Dataset items
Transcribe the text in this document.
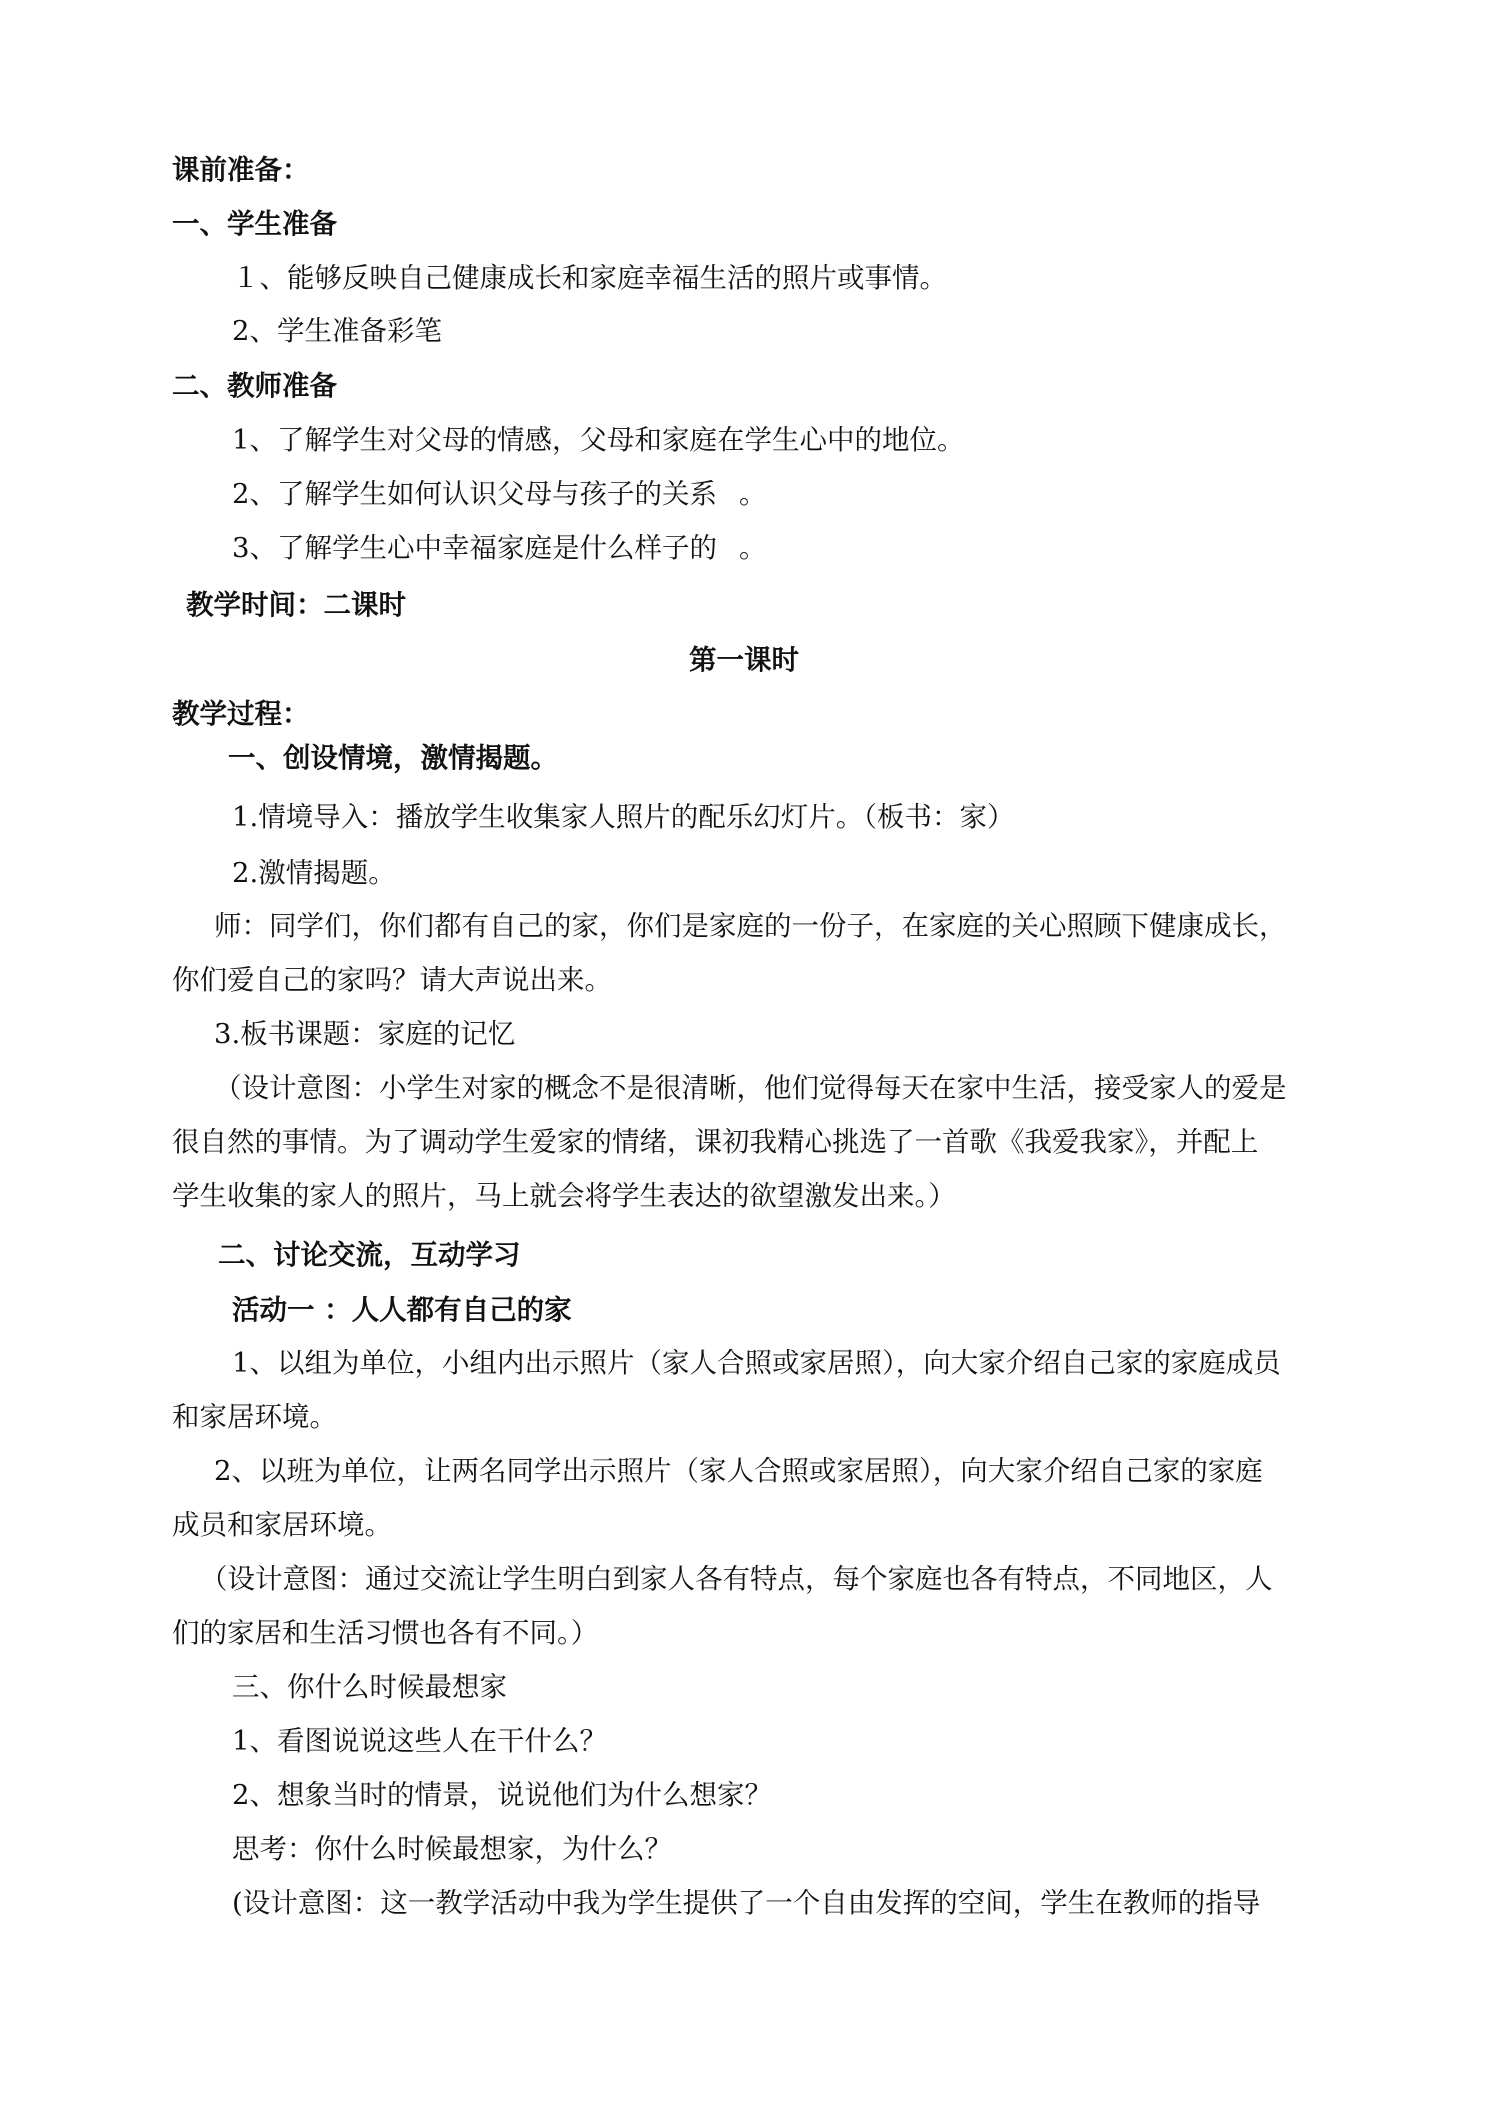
课前准备：
一、学生准备
１、能够反映自己健康成长和家庭幸福生活的照片或事情。
2、学生准备彩笔
二、教师准备
1、了解学生对父母的情感，父母和家庭在学生心中的地位。
2、了解学生如何认识父母与孩子的关系 。
3、了解学生心中幸福家庭是什么样子的 。
教学时间：二课时
第一课时
教学过程：
一、创设情境，激情揭题。
1.情境导入：播放学生收集家人照片的配乐幻灯片。（板书：家）
2.激情揭题。
师：同学们，你们都有自己的家，你们是家庭的一份子，在家庭的关心照顾下健康成长，
你们爱自己的家吗？请大声说出来。
3.板书课题：家庭的记忆
（设计意图：小学生对家的概念不是很清晰，他们觉得每天在家中生活，接受家人的爱是
很自然的事情。为了调动学生爱家的情绪，课初我精心挑选了一首歌《我爱我家》，并配上
学生收集的家人的照片，马上就会将学生表达的欲望激发出来。）
二、讨论交流，互动学习
活动一 ：人人都有自己的家
1、以组为单位，小组内出示照片（家人合照或家居照），向大家介绍自己家的家庭成员
和家居环境。
2、以班为单位，让两名同学出示照片（家人合照或家居照），向大家介绍自己家的家庭
成员和家居环境。
（设计意图：通过交流让学生明白到家人各有特点，每个家庭也各有特点，不同地区，人
们的家居和生活习惯也各有不同。）
三、你什么时候最想家
1、看图说说这些人在干什么？
2、想象当时的情景，说说他们为什么想家？
思考：你什么时候最想家，为什么？
(设计意图：这一教学活动中我为学生提供了一个自由发挥的空间，学生在教师的指导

> **What to produce**
Leave the pictures out and copy the rest of the data exactly.

> **Task answer**
Transcribe the text in this document.
课前准备：
一、学生准备
１、能够反映自己健康成长和家庭幸福生活的照片或事情。
2、学生准备彩笔
二、教师准备
1、了解学生对父母的情感，父母和家庭在学生心中的地位。
2、了解学生如何认识父母与孩子的关系 。
3、了解学生心中幸福家庭是什么样子的 。
教学时间：二课时
第一课时
教学过程：
一、创设情境，激情揭题。
1.情境导入：播放学生收集家人照片的配乐幻灯片。（板书：家）
2.激情揭题。
师：同学们，你们都有自己的家，你们是家庭的一份子，在家庭的关心照顾下健康成长，
你们爱自己的家吗？请大声说出来。
3.板书课题：家庭的记忆
（设计意图：小学生对家的概念不是很清晰，他们觉得每天在家中生活，接受家人的爱是
很自然的事情。为了调动学生爱家的情绪，课初我精心挑选了一首歌《我爱我家》，并配上
学生收集的家人的照片，马上就会将学生表达的欲望激发出来。）
二、讨论交流，互动学习
活动一 ：人人都有自己的家
1、以组为单位，小组内出示照片（家人合照或家居照），向大家介绍自己家的家庭成员
和家居环境。
2、以班为单位，让两名同学出示照片（家人合照或家居照），向大家介绍自己家的家庭
成员和家居环境。
（设计意图：通过交流让学生明白到家人各有特点，每个家庭也各有特点，不同地区，人
们的家居和生活习惯也各有不同。）
三、你什么时候最想家
1、看图说说这些人在干什么？
2、想象当时的情景，说说他们为什么想家？
思考：你什么时候最想家，为什么？
(设计意图：这一教学活动中我为学生提供了一个自由发挥的空间，学生在教师的指导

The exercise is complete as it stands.